**Requirement**. Output every line below exactly.
□ □ □ □ □
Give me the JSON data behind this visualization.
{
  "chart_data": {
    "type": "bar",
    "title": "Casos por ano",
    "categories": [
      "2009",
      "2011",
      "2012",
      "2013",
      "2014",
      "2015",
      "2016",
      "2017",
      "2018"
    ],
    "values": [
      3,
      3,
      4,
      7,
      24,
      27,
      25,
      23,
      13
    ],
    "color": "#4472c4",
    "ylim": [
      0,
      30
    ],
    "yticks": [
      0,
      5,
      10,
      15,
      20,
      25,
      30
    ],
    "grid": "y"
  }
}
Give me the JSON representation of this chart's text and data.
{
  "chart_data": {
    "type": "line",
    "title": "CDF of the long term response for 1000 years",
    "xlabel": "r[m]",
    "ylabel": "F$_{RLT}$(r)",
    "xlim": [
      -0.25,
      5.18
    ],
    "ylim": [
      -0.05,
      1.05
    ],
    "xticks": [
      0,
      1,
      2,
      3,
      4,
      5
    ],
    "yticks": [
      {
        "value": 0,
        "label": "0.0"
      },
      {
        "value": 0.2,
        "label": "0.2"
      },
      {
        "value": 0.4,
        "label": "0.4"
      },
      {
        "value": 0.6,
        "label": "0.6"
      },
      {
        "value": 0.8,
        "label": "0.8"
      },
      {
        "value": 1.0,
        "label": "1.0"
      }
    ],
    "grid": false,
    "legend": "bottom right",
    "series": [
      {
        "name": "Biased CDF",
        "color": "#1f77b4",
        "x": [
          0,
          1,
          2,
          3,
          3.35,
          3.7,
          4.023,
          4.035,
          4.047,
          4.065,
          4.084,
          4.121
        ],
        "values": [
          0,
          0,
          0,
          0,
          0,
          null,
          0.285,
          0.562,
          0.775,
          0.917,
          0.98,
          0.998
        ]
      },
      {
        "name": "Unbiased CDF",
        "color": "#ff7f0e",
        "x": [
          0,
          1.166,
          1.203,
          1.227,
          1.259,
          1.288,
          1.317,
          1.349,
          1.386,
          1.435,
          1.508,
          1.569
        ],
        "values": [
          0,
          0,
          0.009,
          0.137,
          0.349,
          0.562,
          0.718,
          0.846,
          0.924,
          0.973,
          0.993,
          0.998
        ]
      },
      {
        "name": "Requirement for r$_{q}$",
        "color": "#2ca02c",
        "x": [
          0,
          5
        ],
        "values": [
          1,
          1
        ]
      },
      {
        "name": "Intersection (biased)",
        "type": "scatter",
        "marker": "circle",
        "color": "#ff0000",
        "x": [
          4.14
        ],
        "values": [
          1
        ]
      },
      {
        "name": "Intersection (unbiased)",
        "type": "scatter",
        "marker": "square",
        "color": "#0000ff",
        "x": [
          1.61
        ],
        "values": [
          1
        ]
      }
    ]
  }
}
□ □ □ □ □
**Exercise result**.
Give me the JSON data behind this visualization.
{
  "chart_data": {
    "type": "bar",
    "title": "Casos por ano",
    "categories": [
      "2009",
      "2011",
      "2012",
      "2013",
      "2014",
      "2015",
      "2016",
      "2017",
      "2018"
    ],
    "values": [
      3,
      3,
      4,
      7,
      24,
      27,
      25,
      23,
      13
    ],
    "color": "#4472c4",
    "ylim": [
      0,
      30
    ],
    "yticks": [
      0,
      5,
      10,
      15,
      20,
      25,
      30
    ],
    "grid": "y"
  }
}
Give me the JSON representation of this chart's text and data.
{
  "chart_data": {
    "type": "line",
    "title": "CDF of the long term response for 1000 years",
    "xlabel": "r[m]",
    "ylabel": "F$_{RLT}$(r)",
    "xlim": [
      -0.25,
      5.18
    ],
    "ylim": [
      -0.05,
      1.05
    ],
    "xticks": [
      0,
      1,
      2,
      3,
      4,
      5
    ],
    "yticks": [
      {
        "value": 0,
        "label": "0.0"
      },
      {
        "value": 0.2,
        "label": "0.2"
      },
      {
        "value": 0.4,
        "label": "0.4"
      },
      {
        "value": 0.6,
        "label": "0.6"
      },
      {
        "value": 0.8,
        "label": "0.8"
      },
      {
        "value": 1.0,
        "label": "1.0"
      }
    ],
    "grid": false,
    "legend": "bottom right",
    "series": [
      {
        "name": "Biased CDF",
        "color": "#1f77b4",
        "x": [
          0,
          1,
          2,
          3,
          3.35,
          3.7,
          4.023,
          4.035,
          4.047,
          4.065,
          4.084,
          4.121
        ],
        "values": [
          0,
          0,
          0,
          0,
          0,
          null,
          0.285,
          0.562,
          0.775,
          0.917,
          0.98,
          0.998
        ]
      },
      {
        "name": "Unbiased CDF",
        "color": "#ff7f0e",
        "x": [
          0,
          1.166,
          1.203,
          1.227,
          1.259,
          1.288,
          1.317,
          1.349,
          1.386,
          1.435,
          1.508,
          1.569
        ],
        "values": [
          0,
          0,
          0.009,
          0.137,
          0.349,
          0.562,
          0.718,
          0.846,
          0.924,
          0.973,
          0.993,
          0.998
        ]
      },
      {
        "name": "Requirement for r$_{q}$",
        "color": "#2ca02c",
        "x": [
          0,
          5
        ],
        "values": [
          1,
          1
        ]
      },
      {
        "name": "Intersection (biased)",
        "type": "scatter",
        "marker": "circle",
        "color": "#ff0000",
        "x": [
          4.14
        ],
        "values": [
          1
        ]
      },
      {
        "name": "Intersection (unbiased)",
        "type": "scatter",
        "marker": "square",
        "color": "#0000ff",
        "x": [
          1.61
        ],
        "values": [
          1
        ]
      }
    ]
  }
}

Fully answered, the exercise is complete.